--- START OF Text section ---
Saturday, April 9, 2011

Novel x Life: Skippy Dies

Skippy Dies is one of the more quote worthy novels I’ve read.  Not lately, but ever.  It’s fantastic.  It’s refreshing to find a book with so much to say—and I’m only half way through it! 

“With each passing second, though, the school’s morbid gravity reasserts its control: the old familiar inertia sets in, and soon encounters with the world outside have become little more than dim dreams, wild jumbles of shapes and colours quickly fading like Patrick Noonan’s tan, until by the end of the first day’s classes, it’s as if the boys have never been away at all.”

Welcome back from break, Gusties.  You all look so tan, toned, fit, and ready! Meanwhile, yours truly is struggling to back into the swing of things—since when is school something I have trouble with?  Oh, right, since I’ve been a second semester senior that doesn’t care about anything other than enjoying his daily existence.  And that’s not even going that well these days…

Alas!  Happiness, though mitigated by environment and nature, is often a choice. So perhaps it’s time to work on choosing to be happy?  Anxiety is carving out the veins in my arms these days and I am feeling jittery even when I’m asleep.  Have you ever slept on a bed of crawling skin?  For the last four nights: I have.
--- END OF Text section ---
--- START OF Given information ---
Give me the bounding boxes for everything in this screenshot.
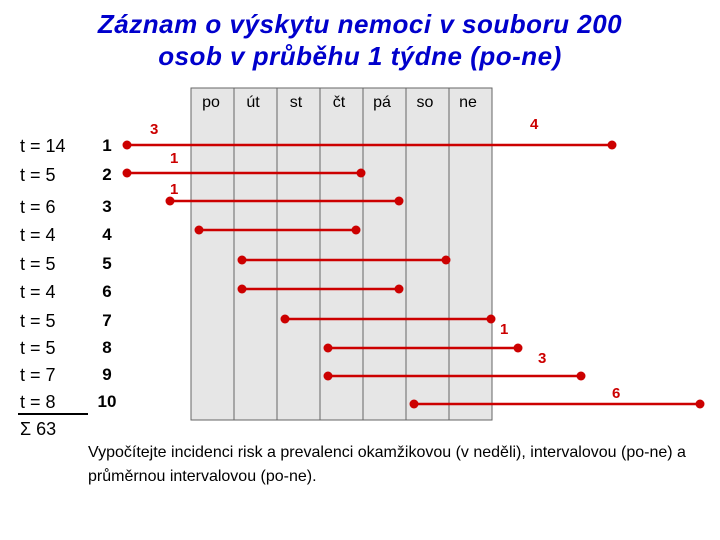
row-duration-5: t = 5	[20, 254, 56, 274]
interval-3-end-dot	[395, 197, 404, 206]
interval-5-end-dot	[442, 256, 451, 265]
row-number-9: 9	[102, 365, 112, 384]
day-column-2	[234, 88, 277, 420]
day-header-pa: pá	[373, 94, 391, 111]
interval-10-start-dot	[410, 400, 419, 409]
interval-6-start-dot	[238, 285, 247, 294]
day-header-st: st	[289, 94, 303, 111]
row-number-10: 10	[97, 392, 117, 411]
day-column-3	[277, 88, 320, 420]
day-header-ut: út	[246, 94, 260, 111]
interval-9-start-dot	[324, 372, 333, 381]
row-number-2: 2	[102, 165, 112, 184]
day-column-1	[191, 88, 234, 420]
row-duration-1: t = 14	[20, 136, 66, 156]
interval-8-end-dot	[514, 344, 523, 353]
interval-4-end-dot	[352, 226, 361, 235]
interval-8-start-dot	[324, 344, 333, 353]
interval-9-end-dot	[577, 372, 586, 381]
day-column-4	[320, 88, 363, 420]
note-cases-end: 4	[530, 116, 539, 133]
row-duration-4: t = 4	[20, 225, 56, 245]
interval-10-end-dot	[696, 400, 705, 409]
row-duration-7: t = 5	[20, 311, 56, 331]
row-number-5: 5	[102, 254, 112, 273]
interval-7-start-dot	[281, 315, 290, 324]
day-column-6	[406, 88, 449, 420]
day-header-ct: čt	[332, 94, 346, 111]
row-duration-6: t = 4	[20, 282, 56, 302]
day-header-so: so	[416, 94, 434, 111]
task-text: Vypočítejte incidenci risk a prevalenci okamžikovou (v neděli), intervalovou (po-ne) a průměrnou intervalovou (po-ne).	[88, 444, 686, 485]
note-row2: 1	[170, 150, 179, 167]
row-duration-9: t = 7	[20, 365, 56, 385]
row-number-1: 1	[102, 136, 112, 155]
day-column-5	[363, 88, 406, 420]
row-number-4: 4	[102, 225, 112, 244]
day-column-7	[449, 88, 492, 420]
day-header-ne: ne	[459, 94, 477, 111]
note-row8: 3	[538, 350, 547, 367]
day-header-po: po	[202, 94, 220, 111]
row-duration-8: t = 5	[20, 338, 56, 358]
interval-1-end-dot	[608, 141, 617, 150]
note-row3: 1	[170, 181, 179, 198]
interval-7-end-dot	[487, 315, 496, 324]
note-row7: 1	[500, 321, 509, 338]
row-number-7: 7	[102, 311, 112, 330]
sum-label: Σ 63	[20, 419, 57, 439]
interval-6-end-dot	[395, 285, 404, 294]
interval-5-start-dot	[238, 256, 247, 265]
note-new-cases-start: 3	[150, 121, 159, 138]
row-number-3: 3	[102, 197, 112, 216]
row-duration-3: t = 6	[20, 197, 56, 217]
row-duration-10: t = 8	[20, 392, 56, 412]
title-line-2: osob v průběhu 1 týdne (po-ne)	[158, 41, 562, 71]
row-duration-2: t = 5	[20, 165, 56, 185]
interval-2-end-dot	[357, 169, 366, 178]
title-line-1: Záznam o výskytu nemoci v souboru 200	[97, 9, 623, 39]
row-number-6: 6	[102, 282, 112, 301]
row-number-8: 8	[102, 338, 112, 357]
note-row10: 6	[612, 385, 621, 402]
interval-4-start-dot	[195, 226, 204, 235]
--- END OF Given information ---
● **Request**: Can you carry on the blog post about Skippy Dies from the point where it stops? The listing has no connection to the blog post about Skippy Dies.

● **Reply to the exercise**:
“Gradually the awful truth dawns on you: that Santa Claus was just the tip of the iceberg—that your future will not be the rollercoaster ride you’d imagined, that the world occupied by your parents, the world of washing dishes, going to the dentist, weekend trips to the DIY superstore to buy floor-tiles, is actually largely what people mean when they speak of ‘life’.”

Not literally, of course.  Sleeping on a bed of skin, let alone the crawling variety, is sort of a gross image.  Not one that I am particularly fond of either. 

But that’s what it feels like; I am sure some of you can identify.  It’s that overwhelming feeling of: “wow, I should have done so much more today than I did and I don’t even care that I didn’t and suddenly nothing matters because falling asleep just sounds perfectly fine when my mind just won’t shut up and every hair on my head and every pore of my skin is shuddering with anticipatory failure for tomorrow”

I think maybe I am scared of success. 

And success is inevitable.  I mean, I’m Josh Plattner.  The name is practically synonymous with achievement!  And, if I tell myself this a million times over, repeat it day in and day out, maybe it will stick in the folds of my brain and I will believe it.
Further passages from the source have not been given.